- **Provided material**
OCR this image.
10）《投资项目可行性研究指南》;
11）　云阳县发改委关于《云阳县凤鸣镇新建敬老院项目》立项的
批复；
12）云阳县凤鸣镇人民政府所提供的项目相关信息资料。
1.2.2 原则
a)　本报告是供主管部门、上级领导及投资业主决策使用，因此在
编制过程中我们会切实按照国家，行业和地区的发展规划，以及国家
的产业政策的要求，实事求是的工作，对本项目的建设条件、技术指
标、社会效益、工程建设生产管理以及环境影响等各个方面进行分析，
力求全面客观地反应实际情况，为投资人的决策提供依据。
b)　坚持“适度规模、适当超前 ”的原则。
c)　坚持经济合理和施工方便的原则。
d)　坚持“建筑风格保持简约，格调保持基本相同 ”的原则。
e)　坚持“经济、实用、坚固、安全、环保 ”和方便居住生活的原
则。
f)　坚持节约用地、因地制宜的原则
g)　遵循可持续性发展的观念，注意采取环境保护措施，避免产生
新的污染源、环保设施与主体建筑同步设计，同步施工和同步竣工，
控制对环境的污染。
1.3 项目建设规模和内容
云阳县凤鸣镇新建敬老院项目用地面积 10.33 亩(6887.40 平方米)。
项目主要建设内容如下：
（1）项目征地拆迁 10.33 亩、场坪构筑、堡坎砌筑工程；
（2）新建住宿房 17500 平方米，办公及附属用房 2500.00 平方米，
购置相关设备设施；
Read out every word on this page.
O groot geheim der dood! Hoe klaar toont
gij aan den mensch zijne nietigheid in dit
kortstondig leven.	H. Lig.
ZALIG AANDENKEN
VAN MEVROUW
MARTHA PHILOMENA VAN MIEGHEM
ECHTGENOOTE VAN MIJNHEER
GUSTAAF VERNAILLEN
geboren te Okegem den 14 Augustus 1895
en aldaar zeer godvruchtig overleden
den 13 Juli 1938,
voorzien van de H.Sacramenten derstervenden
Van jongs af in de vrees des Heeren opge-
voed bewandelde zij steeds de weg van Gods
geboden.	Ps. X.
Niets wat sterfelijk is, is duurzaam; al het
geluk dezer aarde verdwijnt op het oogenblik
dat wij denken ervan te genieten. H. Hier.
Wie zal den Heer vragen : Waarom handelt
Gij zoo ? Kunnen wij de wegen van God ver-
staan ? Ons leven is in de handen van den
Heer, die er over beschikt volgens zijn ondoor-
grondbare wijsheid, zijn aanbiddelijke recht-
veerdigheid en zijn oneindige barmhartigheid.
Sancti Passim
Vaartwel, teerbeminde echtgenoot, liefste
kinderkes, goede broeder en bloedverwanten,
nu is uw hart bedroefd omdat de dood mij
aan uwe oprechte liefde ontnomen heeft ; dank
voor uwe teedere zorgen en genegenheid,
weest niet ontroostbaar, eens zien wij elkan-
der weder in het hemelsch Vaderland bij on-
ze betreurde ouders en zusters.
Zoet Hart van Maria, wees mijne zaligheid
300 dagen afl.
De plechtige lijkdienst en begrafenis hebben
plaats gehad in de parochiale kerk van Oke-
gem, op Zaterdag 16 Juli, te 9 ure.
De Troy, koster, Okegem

--

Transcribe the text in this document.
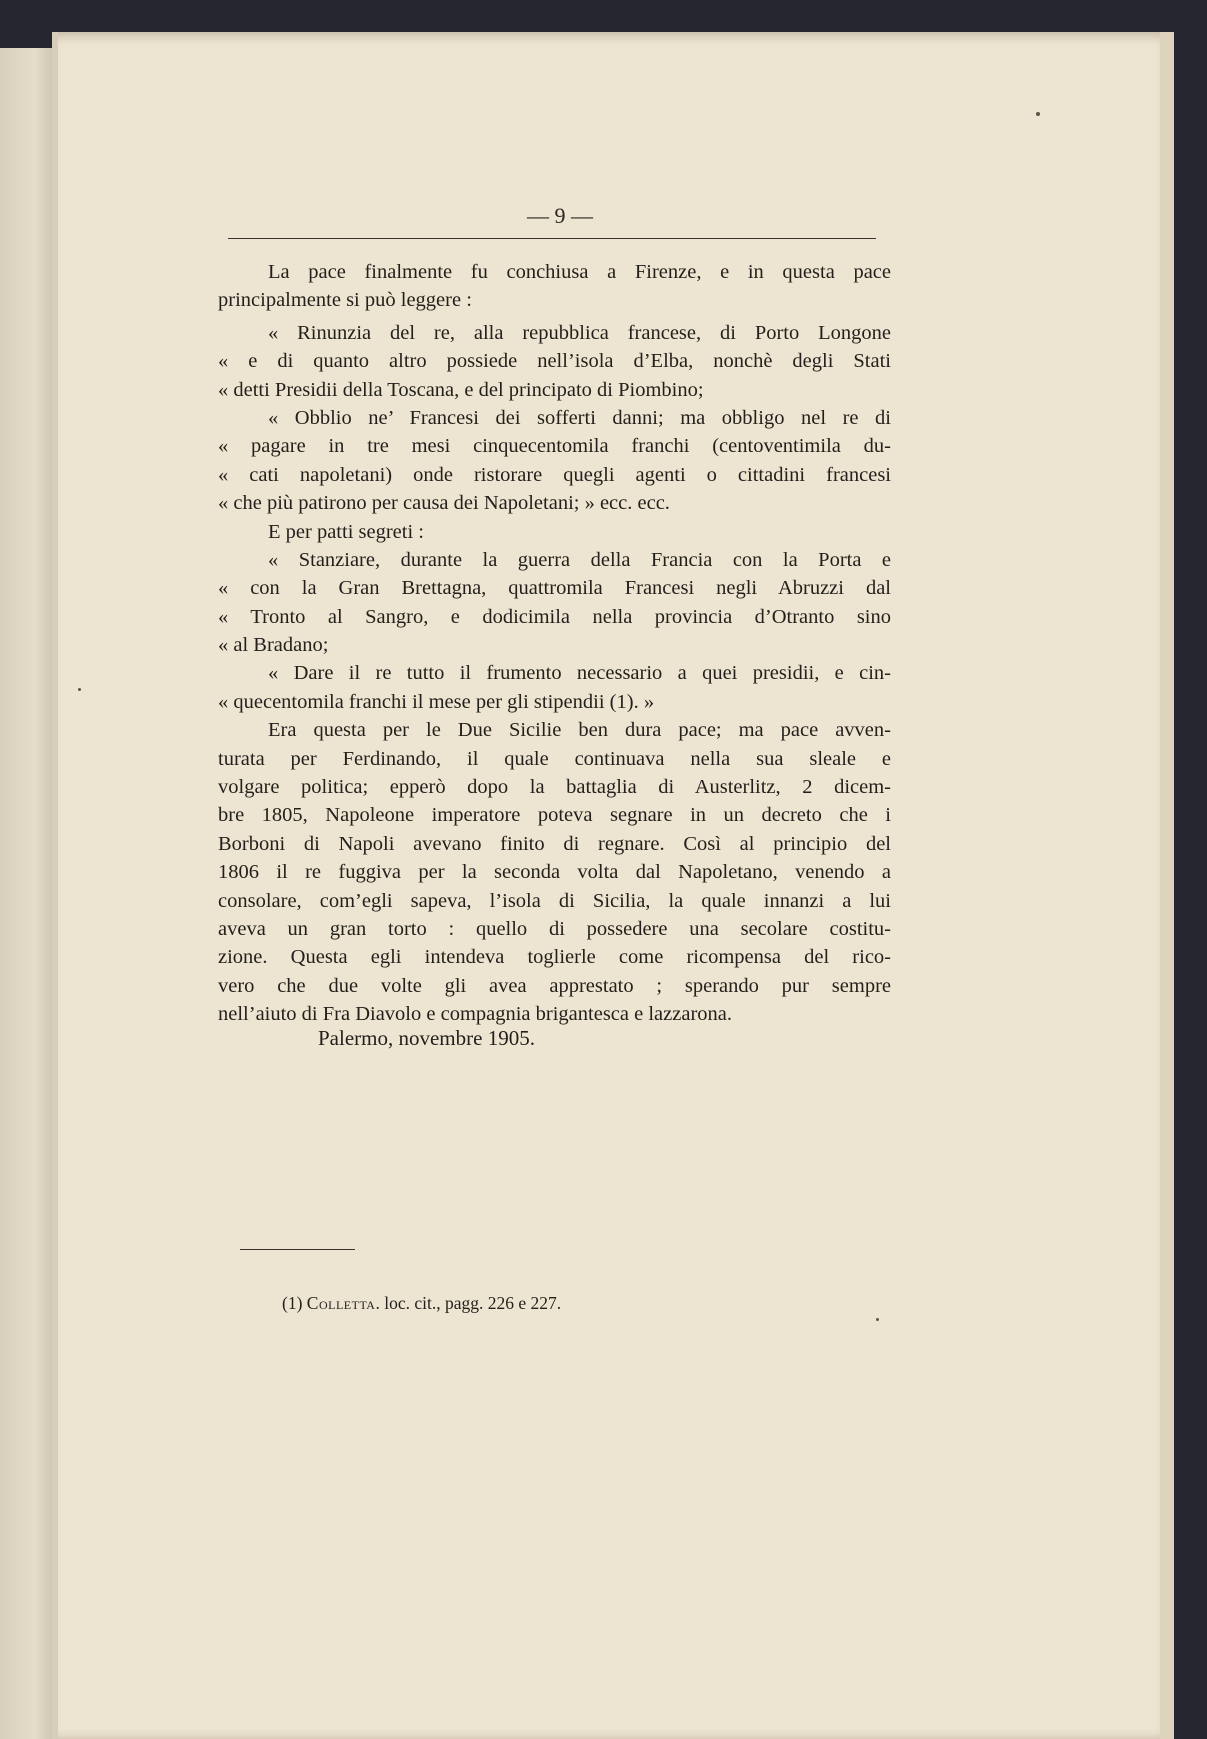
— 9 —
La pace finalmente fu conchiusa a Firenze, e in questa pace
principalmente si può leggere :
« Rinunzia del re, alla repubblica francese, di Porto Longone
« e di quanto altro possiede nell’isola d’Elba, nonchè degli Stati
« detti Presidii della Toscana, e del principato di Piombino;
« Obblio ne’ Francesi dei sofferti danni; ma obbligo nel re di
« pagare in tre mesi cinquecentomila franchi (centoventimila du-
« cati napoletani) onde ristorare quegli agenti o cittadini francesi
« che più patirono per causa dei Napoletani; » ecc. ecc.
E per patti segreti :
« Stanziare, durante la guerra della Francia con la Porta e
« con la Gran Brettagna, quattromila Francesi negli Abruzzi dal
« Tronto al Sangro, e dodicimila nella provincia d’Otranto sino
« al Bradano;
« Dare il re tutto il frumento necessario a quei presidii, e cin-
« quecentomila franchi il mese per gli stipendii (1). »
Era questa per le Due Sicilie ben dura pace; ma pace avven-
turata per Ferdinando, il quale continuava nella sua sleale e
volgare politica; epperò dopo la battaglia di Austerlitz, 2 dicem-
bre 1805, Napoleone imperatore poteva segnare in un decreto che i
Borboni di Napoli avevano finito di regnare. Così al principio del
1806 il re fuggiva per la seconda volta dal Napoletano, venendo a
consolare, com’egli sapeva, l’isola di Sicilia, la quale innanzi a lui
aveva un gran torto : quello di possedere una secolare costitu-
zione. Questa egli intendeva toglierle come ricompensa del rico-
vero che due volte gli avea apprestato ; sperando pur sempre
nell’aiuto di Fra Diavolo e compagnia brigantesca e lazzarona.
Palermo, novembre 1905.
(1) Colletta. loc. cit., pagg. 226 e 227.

- **What you have to do**
Copy each line of the listing that contains the string "quale".

- **Task output**
turata per Ferdinando, il quale continuava nella sua sleale e
consolare, com’egli sapeva, l’isola di Sicilia, la quale innanzi a lui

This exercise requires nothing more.